- [Task objective] From the start of the material through the line containing "Text: 17.83k/ 69.52k: 17.83k/", write the lines out again, swapping "loop4" for "loop7" and leaving everything else as it is.

- [Data supplied]
※ ※ ※
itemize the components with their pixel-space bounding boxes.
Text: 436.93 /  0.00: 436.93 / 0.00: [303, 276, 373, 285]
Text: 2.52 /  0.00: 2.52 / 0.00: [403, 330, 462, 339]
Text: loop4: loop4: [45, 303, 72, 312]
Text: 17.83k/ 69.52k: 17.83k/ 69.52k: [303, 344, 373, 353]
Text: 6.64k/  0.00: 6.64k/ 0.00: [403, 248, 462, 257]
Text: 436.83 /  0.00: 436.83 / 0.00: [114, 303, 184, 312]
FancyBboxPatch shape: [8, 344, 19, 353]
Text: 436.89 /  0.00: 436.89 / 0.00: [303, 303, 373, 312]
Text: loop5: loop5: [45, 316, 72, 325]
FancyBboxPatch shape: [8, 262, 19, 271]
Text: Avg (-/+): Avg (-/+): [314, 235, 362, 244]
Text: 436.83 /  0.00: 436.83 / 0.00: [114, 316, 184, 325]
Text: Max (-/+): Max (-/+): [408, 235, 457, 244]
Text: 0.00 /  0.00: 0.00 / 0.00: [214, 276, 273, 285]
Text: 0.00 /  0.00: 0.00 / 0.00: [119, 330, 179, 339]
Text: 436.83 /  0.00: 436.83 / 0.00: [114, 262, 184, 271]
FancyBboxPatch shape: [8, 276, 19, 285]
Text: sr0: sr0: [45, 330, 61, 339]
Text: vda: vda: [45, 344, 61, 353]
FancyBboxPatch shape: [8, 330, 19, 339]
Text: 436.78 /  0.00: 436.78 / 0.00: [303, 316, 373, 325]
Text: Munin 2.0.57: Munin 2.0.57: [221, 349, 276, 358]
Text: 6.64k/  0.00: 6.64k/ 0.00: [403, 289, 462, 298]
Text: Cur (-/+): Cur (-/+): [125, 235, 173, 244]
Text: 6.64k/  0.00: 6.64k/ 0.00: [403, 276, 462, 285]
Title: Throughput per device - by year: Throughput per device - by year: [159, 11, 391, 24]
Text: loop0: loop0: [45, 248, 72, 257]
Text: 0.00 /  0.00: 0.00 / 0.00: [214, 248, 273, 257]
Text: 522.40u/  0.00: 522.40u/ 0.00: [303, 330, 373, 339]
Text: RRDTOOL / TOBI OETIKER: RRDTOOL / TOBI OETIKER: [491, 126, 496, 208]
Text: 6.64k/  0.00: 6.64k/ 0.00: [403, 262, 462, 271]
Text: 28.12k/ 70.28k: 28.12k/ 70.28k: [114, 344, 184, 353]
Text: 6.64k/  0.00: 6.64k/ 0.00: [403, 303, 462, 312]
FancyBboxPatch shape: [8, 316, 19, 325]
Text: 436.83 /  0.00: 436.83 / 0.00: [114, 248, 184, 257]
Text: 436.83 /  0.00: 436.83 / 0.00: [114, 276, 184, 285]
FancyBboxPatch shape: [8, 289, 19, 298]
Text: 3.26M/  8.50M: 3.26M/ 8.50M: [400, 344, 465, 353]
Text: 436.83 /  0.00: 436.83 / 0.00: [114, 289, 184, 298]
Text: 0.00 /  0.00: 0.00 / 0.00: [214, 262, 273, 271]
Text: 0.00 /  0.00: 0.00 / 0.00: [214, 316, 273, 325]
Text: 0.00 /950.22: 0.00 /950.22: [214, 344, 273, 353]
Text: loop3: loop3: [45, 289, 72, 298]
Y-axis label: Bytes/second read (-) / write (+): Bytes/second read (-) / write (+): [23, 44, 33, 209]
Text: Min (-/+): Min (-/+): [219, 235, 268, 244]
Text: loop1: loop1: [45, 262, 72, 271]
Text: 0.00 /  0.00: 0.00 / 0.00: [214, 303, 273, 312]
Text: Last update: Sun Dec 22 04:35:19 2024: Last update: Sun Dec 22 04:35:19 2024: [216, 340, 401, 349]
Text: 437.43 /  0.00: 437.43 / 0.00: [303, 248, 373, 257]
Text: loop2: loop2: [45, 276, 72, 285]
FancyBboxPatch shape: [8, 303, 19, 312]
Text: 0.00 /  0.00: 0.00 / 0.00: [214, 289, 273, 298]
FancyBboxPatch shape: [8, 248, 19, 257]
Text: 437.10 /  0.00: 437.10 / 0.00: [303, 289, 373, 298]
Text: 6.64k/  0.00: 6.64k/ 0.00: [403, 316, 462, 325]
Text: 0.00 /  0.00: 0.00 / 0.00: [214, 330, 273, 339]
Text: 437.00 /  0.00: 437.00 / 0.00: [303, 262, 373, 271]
※ ※ ※
- [Exercise response]
itemize the components with their pixel-space bounding boxes.
Text: 436.93 /  0.00: 436.93 / 0.00: [303, 276, 373, 285]
Text: 2.52 /  0.00: 2.52 / 0.00: [403, 330, 462, 339]
Text: loop7: loop7: [45, 303, 72, 312]
Text: 17.83k/ 69.52k: 17.83k/ 69.52k: [303, 344, 373, 353]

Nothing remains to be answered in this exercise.